## Aim
What is the number of lines in the entries that include the word "received"? Respond with the number only.

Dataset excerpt

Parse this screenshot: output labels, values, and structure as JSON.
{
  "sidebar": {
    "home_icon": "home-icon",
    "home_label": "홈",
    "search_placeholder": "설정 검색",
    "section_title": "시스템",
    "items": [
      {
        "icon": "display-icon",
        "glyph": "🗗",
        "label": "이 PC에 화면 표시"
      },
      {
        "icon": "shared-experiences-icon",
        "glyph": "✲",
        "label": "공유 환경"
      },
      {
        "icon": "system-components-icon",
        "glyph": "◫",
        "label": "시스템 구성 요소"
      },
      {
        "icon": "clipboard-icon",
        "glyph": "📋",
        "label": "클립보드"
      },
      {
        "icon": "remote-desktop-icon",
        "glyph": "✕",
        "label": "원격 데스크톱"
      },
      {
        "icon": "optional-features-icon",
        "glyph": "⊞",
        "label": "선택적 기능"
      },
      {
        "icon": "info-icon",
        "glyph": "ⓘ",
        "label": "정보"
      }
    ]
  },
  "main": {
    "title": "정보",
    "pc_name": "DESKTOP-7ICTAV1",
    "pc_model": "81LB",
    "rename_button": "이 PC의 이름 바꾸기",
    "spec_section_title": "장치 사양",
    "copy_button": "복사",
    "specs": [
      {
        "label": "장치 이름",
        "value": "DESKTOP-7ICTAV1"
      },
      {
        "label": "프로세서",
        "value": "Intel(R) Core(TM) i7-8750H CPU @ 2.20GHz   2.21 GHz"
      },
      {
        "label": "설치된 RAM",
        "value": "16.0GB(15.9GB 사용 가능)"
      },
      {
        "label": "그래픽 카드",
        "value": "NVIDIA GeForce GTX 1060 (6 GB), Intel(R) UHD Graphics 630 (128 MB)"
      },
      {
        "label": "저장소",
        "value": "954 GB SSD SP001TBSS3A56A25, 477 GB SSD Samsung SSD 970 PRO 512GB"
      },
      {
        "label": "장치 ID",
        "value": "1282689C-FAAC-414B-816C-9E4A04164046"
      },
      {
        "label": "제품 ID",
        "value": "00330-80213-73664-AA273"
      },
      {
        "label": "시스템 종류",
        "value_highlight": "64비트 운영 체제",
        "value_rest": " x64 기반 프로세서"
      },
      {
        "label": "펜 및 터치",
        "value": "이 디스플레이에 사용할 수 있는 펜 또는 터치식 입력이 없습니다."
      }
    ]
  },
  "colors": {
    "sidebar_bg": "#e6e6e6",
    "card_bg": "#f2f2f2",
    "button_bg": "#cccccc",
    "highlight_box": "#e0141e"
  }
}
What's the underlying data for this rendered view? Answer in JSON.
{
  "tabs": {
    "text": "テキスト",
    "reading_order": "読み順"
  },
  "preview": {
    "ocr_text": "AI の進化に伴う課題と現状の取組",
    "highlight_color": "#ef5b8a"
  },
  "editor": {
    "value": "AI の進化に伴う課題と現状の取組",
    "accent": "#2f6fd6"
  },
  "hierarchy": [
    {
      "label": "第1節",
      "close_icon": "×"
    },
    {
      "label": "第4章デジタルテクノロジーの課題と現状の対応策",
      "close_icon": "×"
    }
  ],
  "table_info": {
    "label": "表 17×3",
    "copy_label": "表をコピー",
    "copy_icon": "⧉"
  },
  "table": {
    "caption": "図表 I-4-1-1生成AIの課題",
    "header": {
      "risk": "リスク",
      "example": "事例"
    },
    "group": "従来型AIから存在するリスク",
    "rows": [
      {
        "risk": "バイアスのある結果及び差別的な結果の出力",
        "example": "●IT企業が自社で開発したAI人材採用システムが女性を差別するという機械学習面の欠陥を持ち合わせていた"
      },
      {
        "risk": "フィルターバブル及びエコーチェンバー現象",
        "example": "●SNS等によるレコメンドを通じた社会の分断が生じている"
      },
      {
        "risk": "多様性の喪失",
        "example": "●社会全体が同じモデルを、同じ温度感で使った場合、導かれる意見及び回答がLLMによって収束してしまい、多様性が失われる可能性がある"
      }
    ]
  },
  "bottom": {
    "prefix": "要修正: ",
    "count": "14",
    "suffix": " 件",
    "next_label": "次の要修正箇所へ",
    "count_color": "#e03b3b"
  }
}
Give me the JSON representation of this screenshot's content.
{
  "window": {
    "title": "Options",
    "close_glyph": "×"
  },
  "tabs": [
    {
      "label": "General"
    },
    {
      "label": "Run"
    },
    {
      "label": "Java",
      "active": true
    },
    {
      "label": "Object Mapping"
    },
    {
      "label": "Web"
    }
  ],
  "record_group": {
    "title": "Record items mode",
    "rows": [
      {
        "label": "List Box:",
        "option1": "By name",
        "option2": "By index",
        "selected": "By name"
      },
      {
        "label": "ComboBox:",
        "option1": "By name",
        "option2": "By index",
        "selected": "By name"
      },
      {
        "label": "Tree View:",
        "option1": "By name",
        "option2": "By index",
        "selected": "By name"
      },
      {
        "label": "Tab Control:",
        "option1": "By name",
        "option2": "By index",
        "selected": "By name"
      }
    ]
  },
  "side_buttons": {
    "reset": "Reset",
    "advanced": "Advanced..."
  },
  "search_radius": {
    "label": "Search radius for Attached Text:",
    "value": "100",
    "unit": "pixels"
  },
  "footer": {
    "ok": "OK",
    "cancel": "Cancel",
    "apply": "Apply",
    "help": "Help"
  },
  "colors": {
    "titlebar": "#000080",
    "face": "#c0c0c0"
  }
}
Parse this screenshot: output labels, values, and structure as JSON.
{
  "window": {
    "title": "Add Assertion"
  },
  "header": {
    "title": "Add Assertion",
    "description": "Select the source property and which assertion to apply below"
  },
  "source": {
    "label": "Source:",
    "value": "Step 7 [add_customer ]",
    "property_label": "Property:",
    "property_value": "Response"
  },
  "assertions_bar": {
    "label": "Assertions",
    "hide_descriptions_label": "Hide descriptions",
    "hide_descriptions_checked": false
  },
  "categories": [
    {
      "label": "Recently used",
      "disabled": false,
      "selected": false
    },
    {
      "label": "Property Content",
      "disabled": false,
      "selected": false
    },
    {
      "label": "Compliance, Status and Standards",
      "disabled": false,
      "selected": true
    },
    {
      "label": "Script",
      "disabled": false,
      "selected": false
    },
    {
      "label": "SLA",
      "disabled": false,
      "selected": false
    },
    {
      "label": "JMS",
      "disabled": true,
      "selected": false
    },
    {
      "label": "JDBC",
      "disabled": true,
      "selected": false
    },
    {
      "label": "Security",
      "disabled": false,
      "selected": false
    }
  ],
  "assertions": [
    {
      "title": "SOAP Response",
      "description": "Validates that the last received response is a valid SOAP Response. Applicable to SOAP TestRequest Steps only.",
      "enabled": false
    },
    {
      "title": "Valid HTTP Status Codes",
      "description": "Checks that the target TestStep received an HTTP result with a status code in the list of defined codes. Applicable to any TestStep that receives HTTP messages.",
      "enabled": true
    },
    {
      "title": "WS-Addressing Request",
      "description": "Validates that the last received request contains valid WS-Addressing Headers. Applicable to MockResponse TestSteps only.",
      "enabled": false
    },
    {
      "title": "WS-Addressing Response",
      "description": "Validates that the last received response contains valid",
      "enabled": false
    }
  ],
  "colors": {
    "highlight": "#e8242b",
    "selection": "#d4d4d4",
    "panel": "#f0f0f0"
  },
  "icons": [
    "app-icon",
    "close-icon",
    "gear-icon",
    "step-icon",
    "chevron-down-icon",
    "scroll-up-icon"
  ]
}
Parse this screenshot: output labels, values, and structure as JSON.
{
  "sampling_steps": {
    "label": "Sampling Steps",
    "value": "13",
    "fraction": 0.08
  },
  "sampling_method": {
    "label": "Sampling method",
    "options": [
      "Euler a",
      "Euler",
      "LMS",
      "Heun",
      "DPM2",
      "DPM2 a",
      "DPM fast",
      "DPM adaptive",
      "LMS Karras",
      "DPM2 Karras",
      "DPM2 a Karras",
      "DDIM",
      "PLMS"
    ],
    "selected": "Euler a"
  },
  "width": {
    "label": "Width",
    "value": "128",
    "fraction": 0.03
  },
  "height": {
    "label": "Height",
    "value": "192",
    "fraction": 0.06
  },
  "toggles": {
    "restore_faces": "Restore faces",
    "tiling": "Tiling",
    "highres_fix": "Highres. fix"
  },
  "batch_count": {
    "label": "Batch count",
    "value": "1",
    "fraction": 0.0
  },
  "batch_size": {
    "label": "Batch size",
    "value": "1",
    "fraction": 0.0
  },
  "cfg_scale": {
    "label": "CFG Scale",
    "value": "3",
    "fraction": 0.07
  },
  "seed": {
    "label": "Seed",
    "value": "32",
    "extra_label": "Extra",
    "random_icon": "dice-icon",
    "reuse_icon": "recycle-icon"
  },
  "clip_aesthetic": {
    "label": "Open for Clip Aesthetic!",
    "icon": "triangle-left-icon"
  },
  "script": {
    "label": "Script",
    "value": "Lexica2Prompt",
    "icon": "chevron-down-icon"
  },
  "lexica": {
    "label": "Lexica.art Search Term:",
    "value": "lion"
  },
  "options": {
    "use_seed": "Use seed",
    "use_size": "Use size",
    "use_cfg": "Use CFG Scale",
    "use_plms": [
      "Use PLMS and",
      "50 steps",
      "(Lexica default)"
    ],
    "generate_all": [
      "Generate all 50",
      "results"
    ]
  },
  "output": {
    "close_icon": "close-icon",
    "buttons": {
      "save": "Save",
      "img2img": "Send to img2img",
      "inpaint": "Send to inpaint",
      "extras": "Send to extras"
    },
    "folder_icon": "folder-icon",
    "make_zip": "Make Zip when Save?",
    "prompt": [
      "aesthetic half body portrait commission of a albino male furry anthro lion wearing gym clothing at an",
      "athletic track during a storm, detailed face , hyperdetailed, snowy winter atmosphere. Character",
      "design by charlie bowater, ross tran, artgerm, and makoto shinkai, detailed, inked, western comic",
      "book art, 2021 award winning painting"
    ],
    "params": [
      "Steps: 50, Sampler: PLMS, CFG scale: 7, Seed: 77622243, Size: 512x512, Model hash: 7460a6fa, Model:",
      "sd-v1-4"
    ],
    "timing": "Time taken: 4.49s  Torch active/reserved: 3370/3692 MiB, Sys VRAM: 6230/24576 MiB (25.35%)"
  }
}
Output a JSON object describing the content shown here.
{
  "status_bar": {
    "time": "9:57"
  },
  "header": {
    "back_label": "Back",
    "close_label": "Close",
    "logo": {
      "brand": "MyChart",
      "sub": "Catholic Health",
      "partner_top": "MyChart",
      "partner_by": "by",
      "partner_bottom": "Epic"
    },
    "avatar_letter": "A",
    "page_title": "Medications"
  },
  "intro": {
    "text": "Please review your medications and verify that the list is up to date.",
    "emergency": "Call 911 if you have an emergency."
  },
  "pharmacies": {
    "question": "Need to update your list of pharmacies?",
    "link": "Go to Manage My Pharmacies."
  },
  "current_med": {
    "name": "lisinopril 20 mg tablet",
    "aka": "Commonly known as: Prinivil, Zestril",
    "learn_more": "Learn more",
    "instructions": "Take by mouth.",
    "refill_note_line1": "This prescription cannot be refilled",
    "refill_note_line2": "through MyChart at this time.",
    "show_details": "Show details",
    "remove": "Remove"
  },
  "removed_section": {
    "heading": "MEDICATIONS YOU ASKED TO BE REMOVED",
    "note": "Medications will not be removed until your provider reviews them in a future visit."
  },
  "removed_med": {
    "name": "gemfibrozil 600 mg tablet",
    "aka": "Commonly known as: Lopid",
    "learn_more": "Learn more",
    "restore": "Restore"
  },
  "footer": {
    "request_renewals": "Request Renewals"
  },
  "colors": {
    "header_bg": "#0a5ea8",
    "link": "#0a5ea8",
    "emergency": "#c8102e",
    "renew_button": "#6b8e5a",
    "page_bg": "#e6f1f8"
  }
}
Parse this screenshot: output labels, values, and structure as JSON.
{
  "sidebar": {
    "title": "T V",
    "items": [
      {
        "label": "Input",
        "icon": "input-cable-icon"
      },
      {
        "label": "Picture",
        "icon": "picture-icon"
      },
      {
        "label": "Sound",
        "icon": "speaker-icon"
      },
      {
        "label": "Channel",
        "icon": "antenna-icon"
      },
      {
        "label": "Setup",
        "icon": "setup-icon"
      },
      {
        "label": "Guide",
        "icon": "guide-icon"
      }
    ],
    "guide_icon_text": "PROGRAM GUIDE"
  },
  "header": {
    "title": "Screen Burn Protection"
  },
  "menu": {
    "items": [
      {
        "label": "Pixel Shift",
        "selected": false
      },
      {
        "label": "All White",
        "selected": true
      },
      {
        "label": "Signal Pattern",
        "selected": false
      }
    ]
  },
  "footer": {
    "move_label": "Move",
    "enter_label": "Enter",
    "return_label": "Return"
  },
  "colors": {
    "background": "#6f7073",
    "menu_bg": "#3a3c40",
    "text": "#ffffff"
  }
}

## Reply
4